═════ Records provided ═════

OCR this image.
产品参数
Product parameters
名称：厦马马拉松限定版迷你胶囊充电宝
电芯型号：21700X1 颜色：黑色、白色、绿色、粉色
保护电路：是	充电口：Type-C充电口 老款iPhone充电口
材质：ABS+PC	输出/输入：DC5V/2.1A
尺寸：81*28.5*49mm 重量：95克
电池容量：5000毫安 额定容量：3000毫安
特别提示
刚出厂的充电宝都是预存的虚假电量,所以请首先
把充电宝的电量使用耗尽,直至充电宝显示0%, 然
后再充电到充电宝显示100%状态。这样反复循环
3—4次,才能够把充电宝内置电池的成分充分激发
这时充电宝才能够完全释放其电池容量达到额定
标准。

═════
═════ Records provided ═════

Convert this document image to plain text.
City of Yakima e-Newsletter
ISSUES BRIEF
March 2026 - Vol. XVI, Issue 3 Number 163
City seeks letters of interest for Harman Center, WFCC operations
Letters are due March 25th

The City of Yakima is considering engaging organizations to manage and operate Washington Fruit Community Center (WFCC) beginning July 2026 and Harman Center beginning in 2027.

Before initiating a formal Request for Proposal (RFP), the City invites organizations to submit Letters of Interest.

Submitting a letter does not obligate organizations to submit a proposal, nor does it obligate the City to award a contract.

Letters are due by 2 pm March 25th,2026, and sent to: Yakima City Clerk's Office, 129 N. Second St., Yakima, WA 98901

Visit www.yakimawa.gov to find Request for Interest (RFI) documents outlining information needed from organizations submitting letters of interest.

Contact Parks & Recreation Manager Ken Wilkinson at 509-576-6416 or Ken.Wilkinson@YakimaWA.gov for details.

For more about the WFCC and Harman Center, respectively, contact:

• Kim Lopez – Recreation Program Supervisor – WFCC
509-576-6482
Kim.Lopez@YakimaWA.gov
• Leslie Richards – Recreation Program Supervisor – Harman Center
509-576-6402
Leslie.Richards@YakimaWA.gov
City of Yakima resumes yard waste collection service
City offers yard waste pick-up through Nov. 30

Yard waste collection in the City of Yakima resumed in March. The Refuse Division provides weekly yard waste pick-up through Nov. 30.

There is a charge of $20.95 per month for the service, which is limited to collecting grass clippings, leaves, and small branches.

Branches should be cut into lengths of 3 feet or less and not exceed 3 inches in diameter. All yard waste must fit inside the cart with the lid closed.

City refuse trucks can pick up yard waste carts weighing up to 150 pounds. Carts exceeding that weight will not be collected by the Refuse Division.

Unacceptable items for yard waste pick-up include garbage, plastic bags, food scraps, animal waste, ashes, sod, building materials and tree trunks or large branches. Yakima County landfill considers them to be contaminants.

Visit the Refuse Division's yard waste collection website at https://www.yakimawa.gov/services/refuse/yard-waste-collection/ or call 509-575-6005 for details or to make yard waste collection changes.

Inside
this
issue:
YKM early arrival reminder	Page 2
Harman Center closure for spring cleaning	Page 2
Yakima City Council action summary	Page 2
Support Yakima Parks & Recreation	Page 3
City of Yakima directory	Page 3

═════
═════ Records provided ═════

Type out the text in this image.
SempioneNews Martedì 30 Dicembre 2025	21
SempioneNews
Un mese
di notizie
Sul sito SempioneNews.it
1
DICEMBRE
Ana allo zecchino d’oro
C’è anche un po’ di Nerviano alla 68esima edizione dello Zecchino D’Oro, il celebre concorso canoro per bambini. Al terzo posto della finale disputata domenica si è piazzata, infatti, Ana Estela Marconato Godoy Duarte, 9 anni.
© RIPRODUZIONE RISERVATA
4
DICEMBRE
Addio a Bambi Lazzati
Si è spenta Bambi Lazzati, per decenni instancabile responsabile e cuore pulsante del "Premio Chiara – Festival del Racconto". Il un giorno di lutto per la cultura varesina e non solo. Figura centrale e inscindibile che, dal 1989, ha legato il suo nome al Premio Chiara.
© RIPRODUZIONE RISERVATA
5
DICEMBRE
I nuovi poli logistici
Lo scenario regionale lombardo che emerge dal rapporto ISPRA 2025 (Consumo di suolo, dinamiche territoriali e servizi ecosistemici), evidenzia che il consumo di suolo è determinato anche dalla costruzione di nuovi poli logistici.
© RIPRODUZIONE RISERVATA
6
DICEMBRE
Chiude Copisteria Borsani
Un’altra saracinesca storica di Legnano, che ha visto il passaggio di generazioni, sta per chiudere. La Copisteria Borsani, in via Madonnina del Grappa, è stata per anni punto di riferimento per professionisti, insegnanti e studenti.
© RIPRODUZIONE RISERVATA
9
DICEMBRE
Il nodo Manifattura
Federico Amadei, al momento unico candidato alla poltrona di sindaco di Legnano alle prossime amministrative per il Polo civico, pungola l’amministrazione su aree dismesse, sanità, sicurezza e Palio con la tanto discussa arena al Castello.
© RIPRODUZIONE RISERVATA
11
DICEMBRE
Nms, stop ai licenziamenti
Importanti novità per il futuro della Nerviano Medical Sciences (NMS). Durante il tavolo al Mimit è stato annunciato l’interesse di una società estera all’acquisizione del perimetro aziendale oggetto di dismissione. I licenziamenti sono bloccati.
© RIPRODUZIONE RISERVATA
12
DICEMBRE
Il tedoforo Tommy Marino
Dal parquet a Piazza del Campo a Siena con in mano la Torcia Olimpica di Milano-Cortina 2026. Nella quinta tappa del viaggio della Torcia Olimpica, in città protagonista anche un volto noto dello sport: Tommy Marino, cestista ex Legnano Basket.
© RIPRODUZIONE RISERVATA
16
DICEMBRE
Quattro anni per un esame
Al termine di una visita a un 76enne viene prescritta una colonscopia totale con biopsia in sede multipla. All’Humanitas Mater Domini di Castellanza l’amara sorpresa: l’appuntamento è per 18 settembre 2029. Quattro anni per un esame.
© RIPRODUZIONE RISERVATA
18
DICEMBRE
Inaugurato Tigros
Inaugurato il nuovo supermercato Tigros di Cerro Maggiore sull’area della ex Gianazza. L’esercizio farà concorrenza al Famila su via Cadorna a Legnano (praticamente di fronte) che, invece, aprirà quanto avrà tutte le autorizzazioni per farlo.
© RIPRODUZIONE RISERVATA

═════

[Exercise prompt]: From the records above, pick out and copy each line holding the word "Inaugurato".

[Answer to this exercise]:
Inaugurato Tigros
Inaugurato il nuovo supermercato Tigros di Cerro Maggiore sull’area della ex Gianazza. L’esercizio farà concorrenza al Famila su via Cadorna a Legnano (praticamente di fronte) che, invece, aprirà quanto avrà tutte le autorizzazioni per farlo.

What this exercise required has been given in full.